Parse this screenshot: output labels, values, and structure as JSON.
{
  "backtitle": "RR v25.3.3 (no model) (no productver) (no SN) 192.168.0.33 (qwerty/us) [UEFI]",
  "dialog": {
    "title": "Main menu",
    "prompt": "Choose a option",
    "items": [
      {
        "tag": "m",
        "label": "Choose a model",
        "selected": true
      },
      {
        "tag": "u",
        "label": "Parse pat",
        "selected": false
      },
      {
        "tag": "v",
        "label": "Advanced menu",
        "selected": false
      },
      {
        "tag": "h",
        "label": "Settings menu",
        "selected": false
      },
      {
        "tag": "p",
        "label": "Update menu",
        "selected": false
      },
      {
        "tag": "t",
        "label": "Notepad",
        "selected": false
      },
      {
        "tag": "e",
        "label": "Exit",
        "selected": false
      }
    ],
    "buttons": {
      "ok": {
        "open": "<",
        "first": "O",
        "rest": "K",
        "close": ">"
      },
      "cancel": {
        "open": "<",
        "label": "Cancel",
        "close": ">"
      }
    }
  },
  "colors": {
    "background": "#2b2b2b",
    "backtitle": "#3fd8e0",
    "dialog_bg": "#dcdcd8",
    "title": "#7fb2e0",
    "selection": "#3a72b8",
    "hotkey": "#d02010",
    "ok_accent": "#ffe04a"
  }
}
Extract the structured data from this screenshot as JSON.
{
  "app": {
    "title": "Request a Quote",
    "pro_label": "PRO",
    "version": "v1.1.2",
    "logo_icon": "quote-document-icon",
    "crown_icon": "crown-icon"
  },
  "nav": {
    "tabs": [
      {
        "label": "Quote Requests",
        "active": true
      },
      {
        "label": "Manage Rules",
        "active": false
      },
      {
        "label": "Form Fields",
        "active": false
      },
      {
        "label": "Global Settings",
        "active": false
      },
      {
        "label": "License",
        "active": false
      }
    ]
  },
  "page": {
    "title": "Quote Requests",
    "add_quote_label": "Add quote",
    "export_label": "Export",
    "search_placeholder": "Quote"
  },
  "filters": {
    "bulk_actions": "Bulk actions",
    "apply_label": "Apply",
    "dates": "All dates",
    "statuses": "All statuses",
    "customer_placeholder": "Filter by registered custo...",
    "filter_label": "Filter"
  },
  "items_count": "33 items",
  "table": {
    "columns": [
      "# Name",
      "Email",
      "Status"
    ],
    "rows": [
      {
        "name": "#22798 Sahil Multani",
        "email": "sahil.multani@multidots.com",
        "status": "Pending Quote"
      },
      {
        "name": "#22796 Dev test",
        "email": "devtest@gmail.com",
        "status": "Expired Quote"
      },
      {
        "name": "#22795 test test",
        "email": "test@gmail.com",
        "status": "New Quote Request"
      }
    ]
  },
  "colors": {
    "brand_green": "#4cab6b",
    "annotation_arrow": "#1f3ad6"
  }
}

========================

#### WHAT IS EXPECTED:
Pull every line containing the word "model" out of the material.

#### TASK OUTPUT:
  "backtitle": "RR v25.3.3 (no model) (no productver) (no SN) 192.168.0.33 (qwerty/us) [UEFI]",
        "label": "Choose a model",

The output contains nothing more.